─── Records provided ───
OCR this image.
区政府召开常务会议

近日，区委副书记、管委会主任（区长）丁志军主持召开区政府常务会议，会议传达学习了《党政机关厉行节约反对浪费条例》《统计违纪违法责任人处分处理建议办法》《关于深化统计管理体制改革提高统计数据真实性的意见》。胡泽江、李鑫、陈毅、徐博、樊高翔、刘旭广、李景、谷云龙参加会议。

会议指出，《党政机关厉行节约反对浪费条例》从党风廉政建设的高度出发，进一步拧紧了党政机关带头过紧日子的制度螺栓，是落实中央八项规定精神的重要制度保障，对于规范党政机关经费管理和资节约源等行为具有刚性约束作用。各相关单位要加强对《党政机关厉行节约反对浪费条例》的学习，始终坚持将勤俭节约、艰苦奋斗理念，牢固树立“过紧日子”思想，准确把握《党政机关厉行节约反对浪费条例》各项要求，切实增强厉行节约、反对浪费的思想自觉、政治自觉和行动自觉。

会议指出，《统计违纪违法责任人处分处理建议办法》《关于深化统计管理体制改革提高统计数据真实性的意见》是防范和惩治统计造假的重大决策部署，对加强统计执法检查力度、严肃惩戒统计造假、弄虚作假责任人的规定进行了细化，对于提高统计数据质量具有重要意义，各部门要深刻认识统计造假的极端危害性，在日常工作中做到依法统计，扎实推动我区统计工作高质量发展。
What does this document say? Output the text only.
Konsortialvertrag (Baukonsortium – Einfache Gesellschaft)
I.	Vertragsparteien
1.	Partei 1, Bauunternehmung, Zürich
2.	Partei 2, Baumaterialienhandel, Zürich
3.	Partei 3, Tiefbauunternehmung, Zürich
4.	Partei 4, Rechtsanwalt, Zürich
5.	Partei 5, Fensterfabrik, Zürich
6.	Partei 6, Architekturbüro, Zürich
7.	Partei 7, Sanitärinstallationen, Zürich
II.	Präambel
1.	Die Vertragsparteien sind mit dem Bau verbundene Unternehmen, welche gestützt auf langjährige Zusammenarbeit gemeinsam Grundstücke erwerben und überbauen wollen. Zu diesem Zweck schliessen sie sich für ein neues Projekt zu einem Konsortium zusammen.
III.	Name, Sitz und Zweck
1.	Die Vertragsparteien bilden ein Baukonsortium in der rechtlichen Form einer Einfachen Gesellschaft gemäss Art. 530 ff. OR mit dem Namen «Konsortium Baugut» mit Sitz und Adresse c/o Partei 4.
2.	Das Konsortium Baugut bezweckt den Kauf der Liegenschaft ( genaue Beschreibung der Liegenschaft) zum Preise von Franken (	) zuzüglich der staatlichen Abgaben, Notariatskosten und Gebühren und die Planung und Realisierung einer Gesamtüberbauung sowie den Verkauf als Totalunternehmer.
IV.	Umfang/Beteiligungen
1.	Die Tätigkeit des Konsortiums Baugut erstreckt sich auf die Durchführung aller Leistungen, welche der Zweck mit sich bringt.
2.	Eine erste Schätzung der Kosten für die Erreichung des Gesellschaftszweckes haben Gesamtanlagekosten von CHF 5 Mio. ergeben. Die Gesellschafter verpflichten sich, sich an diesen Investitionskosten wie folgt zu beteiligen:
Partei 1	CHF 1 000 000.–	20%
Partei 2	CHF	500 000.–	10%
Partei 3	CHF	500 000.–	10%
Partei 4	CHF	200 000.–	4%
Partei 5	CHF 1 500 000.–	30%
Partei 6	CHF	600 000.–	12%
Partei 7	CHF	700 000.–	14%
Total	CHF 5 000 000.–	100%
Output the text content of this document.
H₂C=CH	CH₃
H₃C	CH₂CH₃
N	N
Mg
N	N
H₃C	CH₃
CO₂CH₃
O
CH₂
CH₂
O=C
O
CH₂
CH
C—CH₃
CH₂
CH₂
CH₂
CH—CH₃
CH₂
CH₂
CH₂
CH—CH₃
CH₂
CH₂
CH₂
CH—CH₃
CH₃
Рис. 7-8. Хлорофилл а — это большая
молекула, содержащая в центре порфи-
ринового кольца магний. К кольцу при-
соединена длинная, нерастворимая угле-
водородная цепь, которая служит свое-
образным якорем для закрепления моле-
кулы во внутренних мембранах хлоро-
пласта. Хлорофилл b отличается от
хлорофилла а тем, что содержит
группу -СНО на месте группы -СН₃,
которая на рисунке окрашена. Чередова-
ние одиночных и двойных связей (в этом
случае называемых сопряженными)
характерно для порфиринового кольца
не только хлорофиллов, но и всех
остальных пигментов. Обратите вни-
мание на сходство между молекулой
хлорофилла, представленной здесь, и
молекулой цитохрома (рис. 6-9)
───
▶ Set task
Take every line that includes the string "关于深化统计管理体制改革提高统计数据真实性的意见" and copy it.

▶ Full response
近日，区委副书记、管委会主任（区长）丁志军主持召开区政府常务会议，会议传达学习了《党政机关厉行节约反对浪费条例》《统计违纪违法责任人处分处理建议办法》《关于深化统计管理体制改革提高统计数据真实性的意见》。胡泽江、李鑫、陈毅、徐博、樊高翔、刘旭广、李景、谷云龙参加会议。
会议指出，《统计违纪违法责任人处分处理建议办法》《关于深化统计管理体制改革提高统计数据真实性的意见》是防范和惩治统计造假的重大决策部署，对加强统计执法检查力度、严肃惩戒统计造假、弄虚作假责任人的规定进行了细化，对于提高统计数据质量具有重要意义，各部门要深刻认识统计造假的极端危害性，在日常工作中做到依法统计，扎实推动我区统计工作高质量发展。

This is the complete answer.